Entries taken from a collection
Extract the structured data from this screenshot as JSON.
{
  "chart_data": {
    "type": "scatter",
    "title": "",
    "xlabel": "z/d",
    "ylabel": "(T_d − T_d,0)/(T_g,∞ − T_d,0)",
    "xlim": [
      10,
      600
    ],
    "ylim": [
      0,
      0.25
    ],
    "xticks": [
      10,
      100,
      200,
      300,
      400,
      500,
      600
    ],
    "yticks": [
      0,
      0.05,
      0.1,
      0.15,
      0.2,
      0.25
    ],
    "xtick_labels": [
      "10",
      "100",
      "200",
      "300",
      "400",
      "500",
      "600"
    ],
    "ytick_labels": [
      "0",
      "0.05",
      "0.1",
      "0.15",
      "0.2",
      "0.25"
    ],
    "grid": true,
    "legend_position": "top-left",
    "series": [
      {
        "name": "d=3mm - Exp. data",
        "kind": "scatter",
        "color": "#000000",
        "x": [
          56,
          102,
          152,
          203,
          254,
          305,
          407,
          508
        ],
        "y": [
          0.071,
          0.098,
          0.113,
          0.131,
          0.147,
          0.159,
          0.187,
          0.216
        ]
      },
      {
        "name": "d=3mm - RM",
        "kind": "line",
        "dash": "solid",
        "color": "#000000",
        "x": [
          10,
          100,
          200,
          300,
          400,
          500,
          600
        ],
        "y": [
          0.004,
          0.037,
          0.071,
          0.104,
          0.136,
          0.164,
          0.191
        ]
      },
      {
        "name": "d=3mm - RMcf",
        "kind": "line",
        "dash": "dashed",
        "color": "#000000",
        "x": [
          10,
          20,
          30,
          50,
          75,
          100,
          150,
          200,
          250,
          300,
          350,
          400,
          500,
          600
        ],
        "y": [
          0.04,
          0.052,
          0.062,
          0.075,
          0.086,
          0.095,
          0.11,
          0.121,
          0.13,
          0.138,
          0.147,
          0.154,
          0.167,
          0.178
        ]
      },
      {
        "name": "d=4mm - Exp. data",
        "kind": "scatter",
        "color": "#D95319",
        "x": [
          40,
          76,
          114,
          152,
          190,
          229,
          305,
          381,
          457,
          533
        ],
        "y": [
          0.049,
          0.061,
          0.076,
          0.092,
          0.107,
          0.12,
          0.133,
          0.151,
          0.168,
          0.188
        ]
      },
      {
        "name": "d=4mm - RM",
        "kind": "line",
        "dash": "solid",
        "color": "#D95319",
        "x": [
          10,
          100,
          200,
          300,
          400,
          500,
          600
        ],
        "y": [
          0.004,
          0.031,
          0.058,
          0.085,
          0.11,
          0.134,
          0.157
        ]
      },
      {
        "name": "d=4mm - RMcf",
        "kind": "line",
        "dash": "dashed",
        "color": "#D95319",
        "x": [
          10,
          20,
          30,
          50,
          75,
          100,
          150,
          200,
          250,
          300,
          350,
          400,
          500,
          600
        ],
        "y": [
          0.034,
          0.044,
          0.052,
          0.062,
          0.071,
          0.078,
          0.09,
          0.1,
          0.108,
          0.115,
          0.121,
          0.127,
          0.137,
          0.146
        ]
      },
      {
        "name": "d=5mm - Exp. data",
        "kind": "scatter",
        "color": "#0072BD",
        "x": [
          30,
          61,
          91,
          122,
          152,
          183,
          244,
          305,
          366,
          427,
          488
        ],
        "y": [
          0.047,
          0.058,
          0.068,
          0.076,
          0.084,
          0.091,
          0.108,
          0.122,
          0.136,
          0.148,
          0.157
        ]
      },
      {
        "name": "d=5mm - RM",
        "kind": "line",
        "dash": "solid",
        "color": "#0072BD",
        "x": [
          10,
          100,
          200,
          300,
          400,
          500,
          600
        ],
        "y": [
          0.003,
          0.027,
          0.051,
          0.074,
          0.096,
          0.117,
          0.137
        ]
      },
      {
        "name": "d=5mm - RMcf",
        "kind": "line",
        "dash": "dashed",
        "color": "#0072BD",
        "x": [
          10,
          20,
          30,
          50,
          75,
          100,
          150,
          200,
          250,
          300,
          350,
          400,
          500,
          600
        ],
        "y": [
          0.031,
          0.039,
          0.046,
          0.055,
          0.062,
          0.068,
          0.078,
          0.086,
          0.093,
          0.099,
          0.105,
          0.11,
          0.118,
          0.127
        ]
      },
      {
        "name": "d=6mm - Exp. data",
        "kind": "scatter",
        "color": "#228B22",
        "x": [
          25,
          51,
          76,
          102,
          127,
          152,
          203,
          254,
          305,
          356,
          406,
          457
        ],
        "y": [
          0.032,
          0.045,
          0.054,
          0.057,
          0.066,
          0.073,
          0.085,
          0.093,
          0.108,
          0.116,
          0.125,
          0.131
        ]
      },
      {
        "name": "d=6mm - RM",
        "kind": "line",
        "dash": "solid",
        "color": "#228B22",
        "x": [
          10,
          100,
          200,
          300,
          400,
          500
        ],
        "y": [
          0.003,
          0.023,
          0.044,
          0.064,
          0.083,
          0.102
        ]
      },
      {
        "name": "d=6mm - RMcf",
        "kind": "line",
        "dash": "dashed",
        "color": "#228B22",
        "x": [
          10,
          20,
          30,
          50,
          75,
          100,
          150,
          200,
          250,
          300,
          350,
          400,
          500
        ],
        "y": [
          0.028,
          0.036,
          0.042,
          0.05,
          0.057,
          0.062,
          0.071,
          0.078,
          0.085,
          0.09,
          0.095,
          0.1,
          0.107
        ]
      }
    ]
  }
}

• [What needs to be done] Copy all of the material word for word.

• [In response]
Extract the structured data from this screenshot as JSON.
{
  "chart_data": {
    "type": "scatter",
    "title": "",
    "xlabel": "z/d",
    "ylabel": "(T_d − T_d,0)/(T_g,∞ − T_d,0)",
    "xlim": [
      10,
      600
    ],
    "ylim": [
      0,
      0.25
    ],
    "xticks": [
      10,
      100,
      200,
      300,
      400,
      500,
      600
    ],
    "yticks": [
      0,
      0.05,
      0.1,
      0.15,
      0.2,
      0.25
    ],
    "xtick_labels": [
      "10",
      "100",
      "200",
      "300",
      "400",
      "500",
      "600"
    ],
    "ytick_labels": [
      "0",
      "0.05",
      "0.1",
      "0.15",
      "0.2",
      "0.25"
    ],
    "grid": true,
    "legend_position": "top-left",
    "series": [
      {
        "name": "d=3mm - Exp. data",
        "kind": "scatter",
        "color": "#000000",
        "x": [
          56,
          102,
          152,
          203,
          254,
          305,
          407,
          508
        ],
        "y": [
          0.071,
          0.098,
          0.113,
          0.131,
          0.147,
          0.159,
          0.187,
          0.216
        ]
      },
      {
        "name": "d=3mm - RM",
        "kind": "line",
        "dash": "solid",
        "color": "#000000",
        "x": [
          10,
          100,
          200,
          300,
          400,
          500,
          600
        ],
        "y": [
          0.004,
          0.037,
          0.071,
          0.104,
          0.136,
          0.164,
          0.191
        ]
      },
      {
        "name": "d=3mm - RMcf",
        "kind": "line",
        "dash": "dashed",
        "color": "#000000",
        "x": [
          10,
          20,
          30,
          50,
          75,
          100,
          150,
          200,
          250,
          300,
          350,
          400,
          500,
          600
        ],
        "y": [
          0.04,
          0.052,
          0.062,
          0.075,
          0.086,
          0.095,
          0.11,
          0.121,
          0.13,
          0.138,
          0.147,
          0.154,
          0.167,
          0.178
        ]
      },
      {
        "name": "d=4mm - Exp. data",
        "kind": "scatter",
        "color": "#D95319",
        "x": [
          40,
          76,
          114,
          152,
          190,
          229,
          305,
          381,
          457,
          533
        ],
        "y": [
          0.049,
          0.061,
          0.076,
          0.092,
          0.107,
          0.12,
          0.133,
          0.151,
          0.168,
          0.188
        ]
      },
      {
        "name": "d=4mm - RM",
        "kind": "line",
        "dash": "solid",
        "color": "#D95319",
        "x": [
          10,
          100,
          200,
          300,
          400,
          500,
          600
        ],
        "y": [
          0.004,
          0.031,
          0.058,
          0.085,
          0.11,
          0.134,
          0.157
        ]
      },
      {
        "name": "d=4mm - RMcf",
        "kind": "line",
        "dash": "dashed",
        "color": "#D95319",
        "x": [
          10,
          20,
          30,
          50,
          75,
          100,
          150,
          200,
          250,
          300,
          350,
          400,
          500,
          600
        ],
        "y": [
          0.034,
          0.044,
          0.052,
          0.062,
          0.071,
          0.078,
          0.09,
          0.1,
          0.108,
          0.115,
          0.121,
          0.127,
          0.137,
          0.146
        ]
      },
      {
        "name": "d=5mm - Exp. data",
        "kind": "scatter",
        "color": "#0072BD",
        "x": [
          30,
          61,
          91,
          122,
          152,
          183,
          244,
          305,
          366,
          427,
          488
        ],
        "y": [
          0.047,
          0.058,
          0.068,
          0.076,
          0.084,
          0.091,
          0.108,
          0.122,
          0.136,
          0.148,
          0.157
        ]
      },
      {
        "name": "d=5mm - RM",
        "kind": "line",
        "dash": "solid",
        "color": "#0072BD",
        "x": [
          10,
          100,
          200,
          300,
          400,
          500,
          600
        ],
        "y": [
          0.003,
          0.027,
          0.051,
          0.074,
          0.096,
          0.117,
          0.137
        ]
      },
      {
        "name": "d=5mm - RMcf",
        "kind": "line",
        "dash": "dashed",
        "color": "#0072BD",
        "x": [
          10,
          20,
          30,
          50,
          75,
          100,
          150,
          200,
          250,
          300,
          350,
          400,
          500,
          600
        ],
        "y": [
          0.031,
          0.039,
          0.046,
          0.055,
          0.062,
          0.068,
          0.078,
          0.086,
          0.093,
          0.099,
          0.105,
          0.11,
          0.118,
          0.127
        ]
      },
      {
        "name": "d=6mm - Exp. data",
        "kind": "scatter",
        "color": "#228B22",
        "x": [
          25,
          51,
          76,
          102,
          127,
          152,
          203,
          254,
          305,
          356,
          406,
          457
        ],
        "y": [
          0.032,
          0.045,
          0.054,
          0.057,
          0.066,
          0.073,
          0.085,
          0.093,
          0.108,
          0.116,
          0.125,
          0.131
        ]
      },
      {
        "name": "d=6mm - RM",
        "kind": "line",
        "dash": "solid",
        "color": "#228B22",
        "x": [
          10,
          100,
          200,
          300,
          400,
          500
        ],
        "y": [
          0.003,
          0.023,
          0.044,
          0.064,
          0.083,
          0.102
        ]
      },
      {
        "name": "d=6mm - RMcf",
        "kind": "line",
        "dash": "dashed",
        "color": "#228B22",
        "x": [
          10,
          20,
          30,
          50,
          75,
          100,
          150,
          200,
          250,
          300,
          350,
          400,
          500
        ],
        "y": [
          0.028,
          0.036,
          0.042,
          0.05,
          0.057,
          0.062,
          0.071,
          0.078,
          0.085,
          0.09,
          0.095,
          0.1,
          0.107
        ]
      }
    ]
  }
}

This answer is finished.